── Provided information ──
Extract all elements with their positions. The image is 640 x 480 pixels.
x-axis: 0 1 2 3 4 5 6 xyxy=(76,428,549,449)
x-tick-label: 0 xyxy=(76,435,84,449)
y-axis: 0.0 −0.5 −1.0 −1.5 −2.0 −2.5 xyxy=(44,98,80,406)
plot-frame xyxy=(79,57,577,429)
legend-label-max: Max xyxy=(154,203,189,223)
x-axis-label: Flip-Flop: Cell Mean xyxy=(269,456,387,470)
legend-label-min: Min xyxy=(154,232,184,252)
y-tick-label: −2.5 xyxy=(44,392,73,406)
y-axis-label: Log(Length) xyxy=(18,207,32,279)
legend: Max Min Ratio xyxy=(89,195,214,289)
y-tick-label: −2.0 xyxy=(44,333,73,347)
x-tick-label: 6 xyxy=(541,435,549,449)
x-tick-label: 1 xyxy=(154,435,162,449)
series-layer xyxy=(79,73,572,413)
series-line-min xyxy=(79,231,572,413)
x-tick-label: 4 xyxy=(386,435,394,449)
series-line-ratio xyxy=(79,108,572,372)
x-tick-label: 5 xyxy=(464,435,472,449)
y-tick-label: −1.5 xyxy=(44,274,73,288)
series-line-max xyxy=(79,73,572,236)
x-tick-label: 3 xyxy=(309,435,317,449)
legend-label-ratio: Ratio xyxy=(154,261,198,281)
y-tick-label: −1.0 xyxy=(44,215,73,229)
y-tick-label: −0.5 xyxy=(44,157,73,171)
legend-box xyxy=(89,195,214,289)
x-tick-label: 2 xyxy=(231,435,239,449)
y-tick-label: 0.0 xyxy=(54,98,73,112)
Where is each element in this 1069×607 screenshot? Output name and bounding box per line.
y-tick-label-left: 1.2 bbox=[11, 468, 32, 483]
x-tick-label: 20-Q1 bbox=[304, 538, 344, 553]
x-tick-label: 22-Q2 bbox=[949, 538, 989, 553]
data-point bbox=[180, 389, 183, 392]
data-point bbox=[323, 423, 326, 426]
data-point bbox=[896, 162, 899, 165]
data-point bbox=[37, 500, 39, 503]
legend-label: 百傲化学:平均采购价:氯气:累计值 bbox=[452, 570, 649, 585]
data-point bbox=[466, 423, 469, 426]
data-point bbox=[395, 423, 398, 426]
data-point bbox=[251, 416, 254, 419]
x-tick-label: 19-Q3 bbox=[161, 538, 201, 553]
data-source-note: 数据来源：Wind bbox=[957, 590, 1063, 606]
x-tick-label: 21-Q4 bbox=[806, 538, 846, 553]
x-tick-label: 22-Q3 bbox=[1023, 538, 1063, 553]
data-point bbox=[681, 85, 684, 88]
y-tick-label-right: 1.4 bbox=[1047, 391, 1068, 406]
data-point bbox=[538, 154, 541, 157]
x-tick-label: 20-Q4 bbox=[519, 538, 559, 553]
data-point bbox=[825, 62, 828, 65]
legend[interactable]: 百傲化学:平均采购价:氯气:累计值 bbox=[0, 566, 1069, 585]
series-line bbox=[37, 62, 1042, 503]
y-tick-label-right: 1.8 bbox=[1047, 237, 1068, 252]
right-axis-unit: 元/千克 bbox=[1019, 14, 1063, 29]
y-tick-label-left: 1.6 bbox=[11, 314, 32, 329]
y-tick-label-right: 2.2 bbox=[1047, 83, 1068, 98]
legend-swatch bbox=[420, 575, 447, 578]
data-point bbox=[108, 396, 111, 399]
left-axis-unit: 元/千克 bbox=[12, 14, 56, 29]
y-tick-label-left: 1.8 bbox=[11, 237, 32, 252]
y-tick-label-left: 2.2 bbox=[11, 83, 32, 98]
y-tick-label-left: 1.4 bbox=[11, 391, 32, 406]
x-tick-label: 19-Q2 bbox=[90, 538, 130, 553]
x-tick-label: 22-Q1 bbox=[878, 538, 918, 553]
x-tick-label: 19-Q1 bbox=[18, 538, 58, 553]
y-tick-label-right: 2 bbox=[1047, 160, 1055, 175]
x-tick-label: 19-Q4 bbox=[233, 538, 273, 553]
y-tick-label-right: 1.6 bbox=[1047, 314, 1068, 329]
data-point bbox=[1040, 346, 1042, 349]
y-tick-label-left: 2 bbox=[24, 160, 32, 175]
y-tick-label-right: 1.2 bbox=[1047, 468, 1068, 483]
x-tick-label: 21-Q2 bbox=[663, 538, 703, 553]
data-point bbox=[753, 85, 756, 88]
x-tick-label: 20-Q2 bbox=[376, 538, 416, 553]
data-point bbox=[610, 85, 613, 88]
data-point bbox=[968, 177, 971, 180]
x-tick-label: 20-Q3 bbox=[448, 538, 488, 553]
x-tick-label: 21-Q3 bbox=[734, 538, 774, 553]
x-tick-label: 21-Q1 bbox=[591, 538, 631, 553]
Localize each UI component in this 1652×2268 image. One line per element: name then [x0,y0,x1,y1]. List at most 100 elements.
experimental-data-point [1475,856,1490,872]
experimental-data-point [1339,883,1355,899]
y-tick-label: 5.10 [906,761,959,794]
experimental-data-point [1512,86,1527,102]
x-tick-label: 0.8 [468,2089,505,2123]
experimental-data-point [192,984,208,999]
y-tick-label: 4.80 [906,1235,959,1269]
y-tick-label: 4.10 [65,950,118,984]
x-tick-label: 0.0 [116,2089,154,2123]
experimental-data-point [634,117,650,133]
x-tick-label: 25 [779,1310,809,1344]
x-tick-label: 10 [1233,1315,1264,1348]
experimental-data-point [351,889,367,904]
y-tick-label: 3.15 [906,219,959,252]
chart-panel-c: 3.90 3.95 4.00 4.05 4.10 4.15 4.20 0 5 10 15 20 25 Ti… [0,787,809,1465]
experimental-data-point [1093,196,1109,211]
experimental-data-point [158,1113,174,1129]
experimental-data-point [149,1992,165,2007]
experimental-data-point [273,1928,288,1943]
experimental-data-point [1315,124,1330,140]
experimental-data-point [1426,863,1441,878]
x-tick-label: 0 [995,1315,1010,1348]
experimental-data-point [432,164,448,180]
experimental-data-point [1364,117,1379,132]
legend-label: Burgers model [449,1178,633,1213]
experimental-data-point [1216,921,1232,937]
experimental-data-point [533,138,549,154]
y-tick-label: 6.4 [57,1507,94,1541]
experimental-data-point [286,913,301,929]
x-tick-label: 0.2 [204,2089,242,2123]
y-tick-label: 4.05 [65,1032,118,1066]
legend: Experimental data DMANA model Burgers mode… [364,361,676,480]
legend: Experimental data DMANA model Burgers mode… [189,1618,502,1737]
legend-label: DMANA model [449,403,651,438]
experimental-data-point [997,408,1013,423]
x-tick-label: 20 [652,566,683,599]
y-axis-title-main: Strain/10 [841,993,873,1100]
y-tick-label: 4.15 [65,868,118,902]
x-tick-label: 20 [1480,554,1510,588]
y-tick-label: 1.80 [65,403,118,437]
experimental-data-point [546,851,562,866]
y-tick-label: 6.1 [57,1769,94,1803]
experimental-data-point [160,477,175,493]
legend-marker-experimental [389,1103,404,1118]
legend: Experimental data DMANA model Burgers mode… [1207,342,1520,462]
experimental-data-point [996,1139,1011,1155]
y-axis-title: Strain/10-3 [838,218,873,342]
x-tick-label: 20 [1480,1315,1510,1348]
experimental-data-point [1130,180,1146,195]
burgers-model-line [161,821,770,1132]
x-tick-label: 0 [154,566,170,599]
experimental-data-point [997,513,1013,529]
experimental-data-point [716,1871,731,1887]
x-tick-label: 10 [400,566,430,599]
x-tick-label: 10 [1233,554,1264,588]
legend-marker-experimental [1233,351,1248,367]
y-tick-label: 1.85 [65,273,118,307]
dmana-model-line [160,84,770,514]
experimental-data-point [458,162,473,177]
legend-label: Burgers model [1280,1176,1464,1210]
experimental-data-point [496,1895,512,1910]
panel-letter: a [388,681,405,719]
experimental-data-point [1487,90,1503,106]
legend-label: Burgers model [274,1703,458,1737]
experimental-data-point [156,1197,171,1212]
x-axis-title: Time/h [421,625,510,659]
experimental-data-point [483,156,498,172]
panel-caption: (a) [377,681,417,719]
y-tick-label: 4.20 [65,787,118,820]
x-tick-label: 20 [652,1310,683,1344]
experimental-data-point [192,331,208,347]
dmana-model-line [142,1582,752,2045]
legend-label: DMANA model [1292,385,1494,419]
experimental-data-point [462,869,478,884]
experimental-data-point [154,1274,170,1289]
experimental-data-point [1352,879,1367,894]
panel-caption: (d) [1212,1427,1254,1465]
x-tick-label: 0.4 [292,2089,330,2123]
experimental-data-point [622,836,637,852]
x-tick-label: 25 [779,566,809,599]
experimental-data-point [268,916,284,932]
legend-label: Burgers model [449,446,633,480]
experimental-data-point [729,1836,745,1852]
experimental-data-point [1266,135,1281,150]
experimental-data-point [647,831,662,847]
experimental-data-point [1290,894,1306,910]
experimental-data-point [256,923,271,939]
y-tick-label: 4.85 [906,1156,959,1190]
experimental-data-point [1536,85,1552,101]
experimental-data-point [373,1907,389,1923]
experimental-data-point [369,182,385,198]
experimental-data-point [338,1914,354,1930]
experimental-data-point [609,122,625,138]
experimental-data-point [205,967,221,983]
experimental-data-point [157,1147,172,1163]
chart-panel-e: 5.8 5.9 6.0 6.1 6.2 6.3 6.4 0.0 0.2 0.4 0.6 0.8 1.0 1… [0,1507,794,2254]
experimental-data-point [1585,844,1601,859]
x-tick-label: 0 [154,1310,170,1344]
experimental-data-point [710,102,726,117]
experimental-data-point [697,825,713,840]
───
**Exercise task**
Present the entries above as a numbered list. Start at the first line and go through the line containing "legend-label-max: Max xyxy=(154,203,189,223)", and skip any blank lines.

**Solved exercise**
1. Extract all elements with their positions. The image is 640 x 480 pixels.
2. x-axis: 0 1 2 3 4 5 6 xyxy=(76,428,549,449)
3. x-tick-label: 0 xyxy=(76,435,84,449)
4. y-axis: 0.0 −0.5 −1.0 −1.5 −2.0 −2.5 xyxy=(44,98,80,406)
5. plot-frame xyxy=(79,57,577,429)
6. legend-label-max: Max xyxy=(154,203,189,223)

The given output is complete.